* [Actions to take]
(a) Answer these questions from the piston ring thread:
(i) What width of cutoff blade does the opening post call easily obtained?
(ii) What ring width did stevehuckss396 put in the pacifier, and what was its bore?
(iii) What ring width does the original Gingery design call for?
(b) Resume the piston ring thread after its last sentence.

* [Excerpt]
>> begin

Is there any advantage or disadvantage in using a narrow ring? Would a .025 ring seal any better than a .060 ring? None of the plans that I have used have anything narrower than 1/16". .040 cutoff blades are easily obtained so would it be worth the trouble to find a .025 blade?

 

[stevehuckss396]

Not an engineer but you might get better wall pressure with the narrow ring as far as psi goes. I think skinnier or thicker equates to more wall pressure. Need that wall pressure. I put .031 rings in the pacifier with a .750 bore and no smoke on the second start. First start had lots of wd40 in the gas. Second start just a little wd40 in the gas and almost no smoke even with the wd40. Not sure if .060 would help or hurt or be the same. Try it and see.

The spread sheet Petertha might be able to compare the two senarios.

 

[Gordon]

This is interesting to me because I have been fighting with an Atkinson Differential engine for way too long. I have made at least three sets of pistons and six sets of rings using different methods and I still have a compression problem. Due to the design there is a very short compression stroke and the back of the piston is outside the cylinder at the firing position. There is leakage at the end of the stroke no matter what I do. Just before it reaches the firing position there are soap or oil bubbles around the piston. It would seem like I should get a good piston/ring setup just on the blind pig theory. Now I have to decide if it is worth the effort to make another set of pistons and rings. The original Gingery design calls for 3/32 ring width and I never even thought to question that.

>> end

* [Layout coordinate data]
>> begin

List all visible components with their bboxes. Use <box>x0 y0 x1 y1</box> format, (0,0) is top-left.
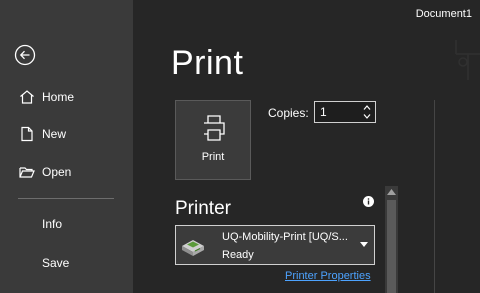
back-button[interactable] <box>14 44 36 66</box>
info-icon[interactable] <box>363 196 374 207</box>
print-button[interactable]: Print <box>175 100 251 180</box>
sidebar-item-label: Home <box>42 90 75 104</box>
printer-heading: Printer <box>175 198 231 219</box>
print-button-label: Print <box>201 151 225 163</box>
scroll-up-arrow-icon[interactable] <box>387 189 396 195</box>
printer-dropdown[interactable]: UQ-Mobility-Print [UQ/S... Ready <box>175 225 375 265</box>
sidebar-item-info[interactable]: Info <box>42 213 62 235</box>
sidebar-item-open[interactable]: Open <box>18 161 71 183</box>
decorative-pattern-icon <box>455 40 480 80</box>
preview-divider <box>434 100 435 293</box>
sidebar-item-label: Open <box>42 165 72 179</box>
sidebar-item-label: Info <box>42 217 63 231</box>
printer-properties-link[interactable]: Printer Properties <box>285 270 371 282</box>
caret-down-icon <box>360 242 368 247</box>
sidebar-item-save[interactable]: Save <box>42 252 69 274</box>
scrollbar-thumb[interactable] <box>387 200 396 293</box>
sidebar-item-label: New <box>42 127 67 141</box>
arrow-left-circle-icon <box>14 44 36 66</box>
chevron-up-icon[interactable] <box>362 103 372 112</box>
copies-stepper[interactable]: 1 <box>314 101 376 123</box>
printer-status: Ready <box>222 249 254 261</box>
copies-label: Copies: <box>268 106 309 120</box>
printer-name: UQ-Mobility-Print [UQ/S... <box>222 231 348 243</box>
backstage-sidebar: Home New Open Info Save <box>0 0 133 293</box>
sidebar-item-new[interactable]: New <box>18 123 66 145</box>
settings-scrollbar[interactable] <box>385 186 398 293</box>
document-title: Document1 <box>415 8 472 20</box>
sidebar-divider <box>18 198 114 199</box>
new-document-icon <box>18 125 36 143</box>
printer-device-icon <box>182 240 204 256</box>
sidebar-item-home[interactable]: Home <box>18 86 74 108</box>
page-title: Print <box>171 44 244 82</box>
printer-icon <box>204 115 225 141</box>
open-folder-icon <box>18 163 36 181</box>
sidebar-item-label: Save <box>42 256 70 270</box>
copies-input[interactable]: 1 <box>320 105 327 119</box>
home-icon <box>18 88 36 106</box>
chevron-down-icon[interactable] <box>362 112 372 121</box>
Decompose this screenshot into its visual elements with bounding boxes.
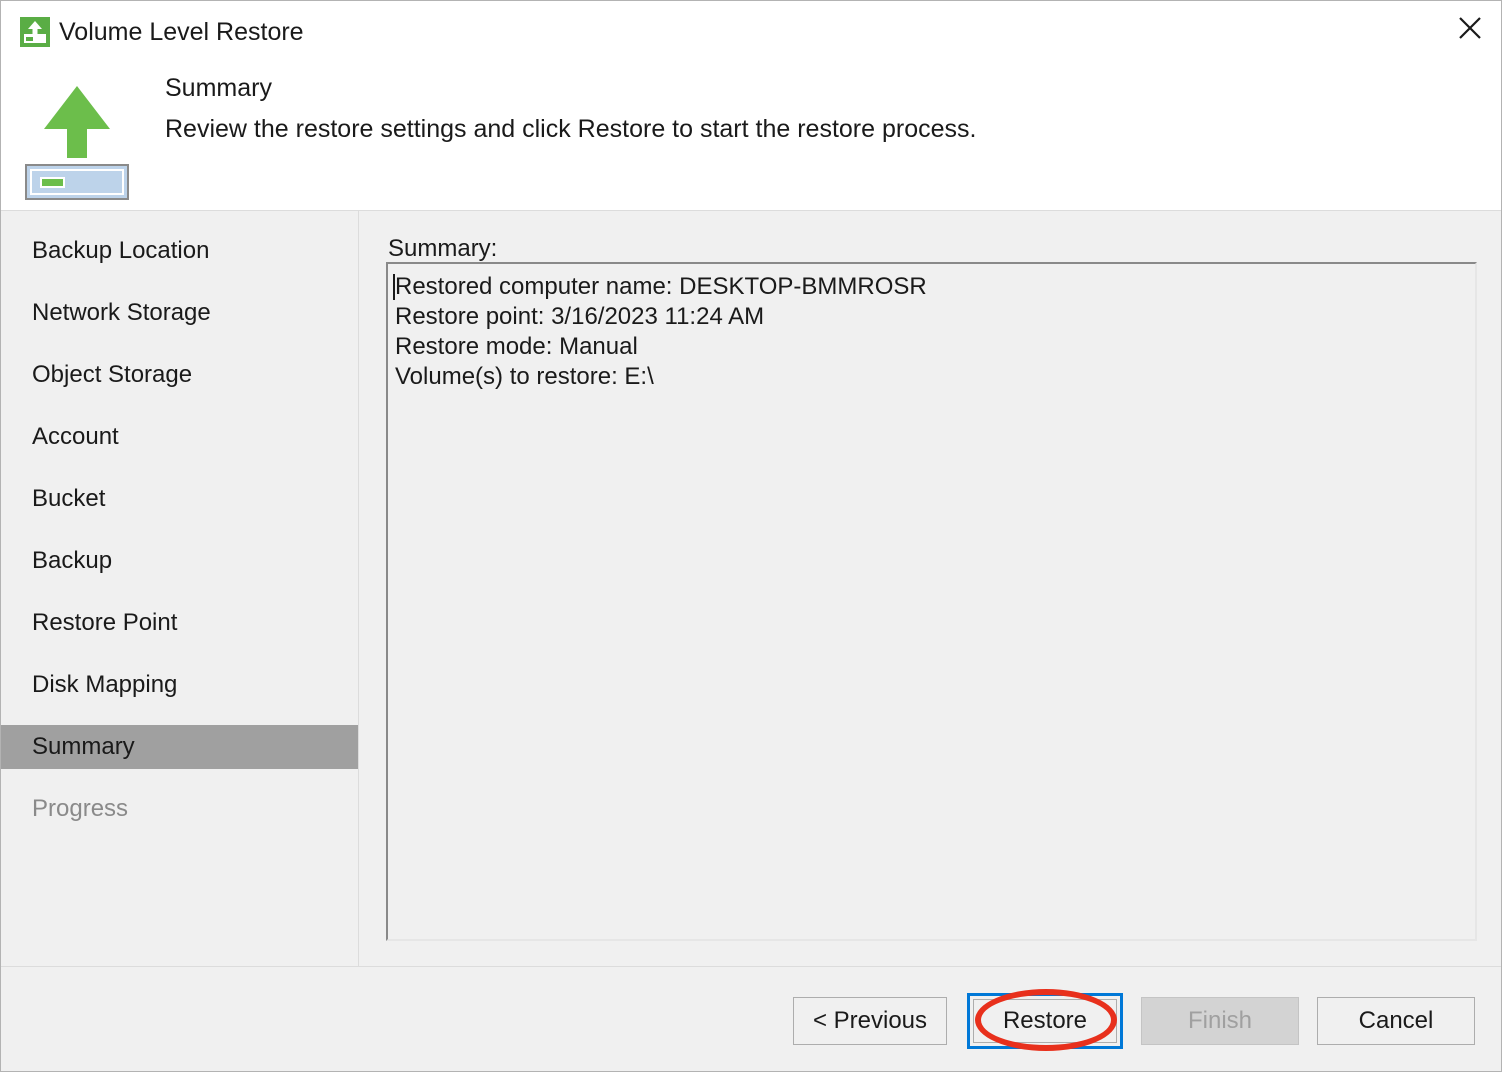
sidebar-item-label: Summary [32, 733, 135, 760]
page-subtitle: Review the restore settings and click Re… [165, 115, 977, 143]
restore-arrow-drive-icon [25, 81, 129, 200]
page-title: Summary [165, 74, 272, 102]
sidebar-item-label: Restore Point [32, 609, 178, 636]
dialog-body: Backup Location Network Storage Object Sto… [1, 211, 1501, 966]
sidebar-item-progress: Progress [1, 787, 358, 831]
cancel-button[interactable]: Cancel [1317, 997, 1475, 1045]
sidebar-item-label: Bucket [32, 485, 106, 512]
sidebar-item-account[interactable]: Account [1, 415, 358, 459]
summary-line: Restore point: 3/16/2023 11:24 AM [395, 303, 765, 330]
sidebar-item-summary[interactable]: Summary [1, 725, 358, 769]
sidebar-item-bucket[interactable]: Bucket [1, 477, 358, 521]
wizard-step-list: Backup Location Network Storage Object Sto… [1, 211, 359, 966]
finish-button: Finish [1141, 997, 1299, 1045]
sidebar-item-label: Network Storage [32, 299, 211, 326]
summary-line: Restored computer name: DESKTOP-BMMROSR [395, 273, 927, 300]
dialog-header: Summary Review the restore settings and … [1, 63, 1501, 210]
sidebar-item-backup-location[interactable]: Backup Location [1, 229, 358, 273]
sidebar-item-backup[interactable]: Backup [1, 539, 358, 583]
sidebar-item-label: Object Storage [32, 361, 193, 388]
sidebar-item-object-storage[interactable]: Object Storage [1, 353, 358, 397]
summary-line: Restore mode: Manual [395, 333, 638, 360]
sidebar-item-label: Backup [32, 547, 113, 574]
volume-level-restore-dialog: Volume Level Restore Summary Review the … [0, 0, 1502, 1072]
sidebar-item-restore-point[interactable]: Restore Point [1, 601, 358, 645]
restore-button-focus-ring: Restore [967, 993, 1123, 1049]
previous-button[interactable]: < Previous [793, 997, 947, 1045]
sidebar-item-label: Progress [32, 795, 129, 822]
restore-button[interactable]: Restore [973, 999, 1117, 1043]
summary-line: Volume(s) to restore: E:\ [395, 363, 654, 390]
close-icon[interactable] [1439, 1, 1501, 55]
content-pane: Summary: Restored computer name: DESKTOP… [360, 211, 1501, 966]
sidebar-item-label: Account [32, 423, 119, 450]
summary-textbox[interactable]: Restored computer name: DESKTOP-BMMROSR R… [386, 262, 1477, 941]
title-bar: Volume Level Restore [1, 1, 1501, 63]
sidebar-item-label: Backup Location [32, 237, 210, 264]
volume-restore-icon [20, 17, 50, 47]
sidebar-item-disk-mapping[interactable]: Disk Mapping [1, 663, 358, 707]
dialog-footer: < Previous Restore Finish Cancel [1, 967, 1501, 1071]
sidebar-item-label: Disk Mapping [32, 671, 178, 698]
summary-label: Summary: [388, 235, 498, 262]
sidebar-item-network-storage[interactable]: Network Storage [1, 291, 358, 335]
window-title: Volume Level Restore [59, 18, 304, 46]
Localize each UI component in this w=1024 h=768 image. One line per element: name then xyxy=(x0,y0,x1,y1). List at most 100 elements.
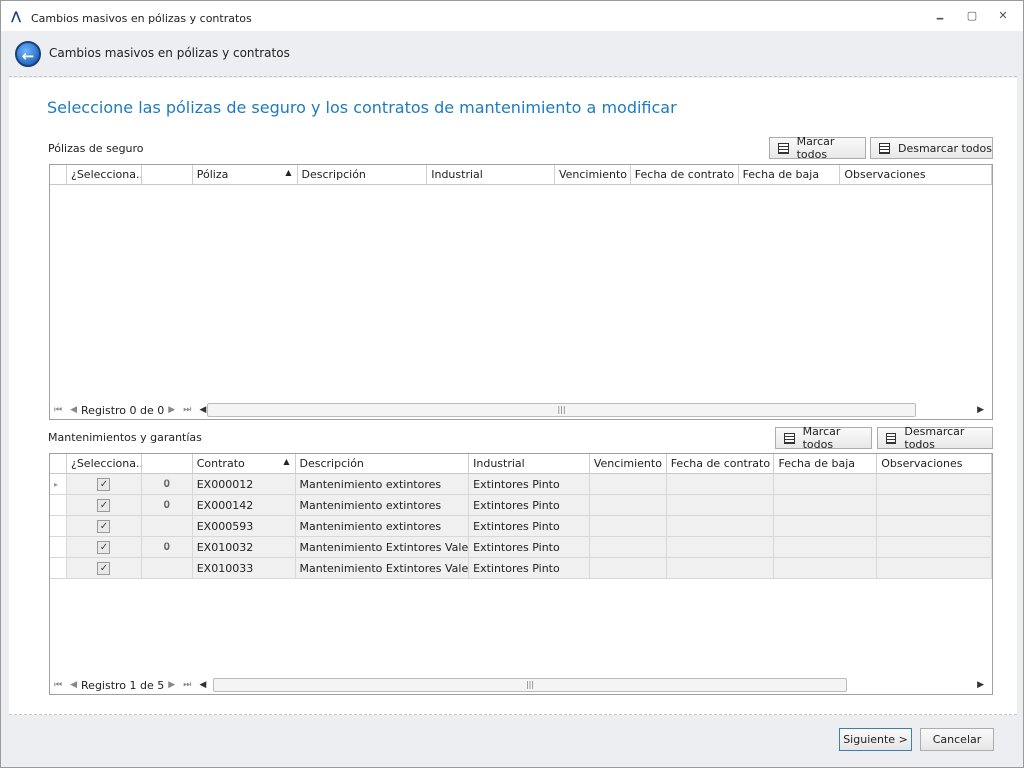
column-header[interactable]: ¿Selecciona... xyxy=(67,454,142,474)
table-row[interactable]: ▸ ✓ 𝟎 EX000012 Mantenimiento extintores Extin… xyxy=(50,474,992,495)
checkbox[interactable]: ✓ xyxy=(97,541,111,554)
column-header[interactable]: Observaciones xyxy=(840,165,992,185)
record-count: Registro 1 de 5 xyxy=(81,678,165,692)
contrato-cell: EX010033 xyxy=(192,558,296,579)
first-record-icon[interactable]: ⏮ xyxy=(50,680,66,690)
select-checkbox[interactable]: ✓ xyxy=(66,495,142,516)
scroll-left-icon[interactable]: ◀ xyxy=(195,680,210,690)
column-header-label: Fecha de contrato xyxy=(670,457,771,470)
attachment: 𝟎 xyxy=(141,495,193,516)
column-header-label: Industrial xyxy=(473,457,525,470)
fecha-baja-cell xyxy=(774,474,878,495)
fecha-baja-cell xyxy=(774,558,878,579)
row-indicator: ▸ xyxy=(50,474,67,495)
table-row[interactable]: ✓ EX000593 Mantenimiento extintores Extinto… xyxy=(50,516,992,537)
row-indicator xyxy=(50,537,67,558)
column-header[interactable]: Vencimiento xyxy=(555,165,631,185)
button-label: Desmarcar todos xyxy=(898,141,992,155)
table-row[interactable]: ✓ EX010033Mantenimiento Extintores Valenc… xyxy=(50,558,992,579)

>> end

* [The results]
(a)
(i) .040
(ii) .031 rings in a .750 bore
(iii) 3/32

(b)
 

[bluejets]

This is interesting to me because I have been fighting with an Atkinson Differential engine for way too long.

There is heaps of comments around about these particular engines (2 piston type)and reference to the flaw in the design of the model engine.
Basically the timing of the cycles is way off.
Mate of mine was in the process of redesigning it as he can watch the process in a cad "open cage" view, just other projects have taken over.
We have both built the cycle engine with success.

 

[stevehuckss396]

I have scoured the interweb looking for a calculator with zero luck. I was going to see what the wall pressure (PSI) is for a .043 X .0225 ring is, and then do it again for a .043 X .060 ring and see what the PSI does.

We need a guru.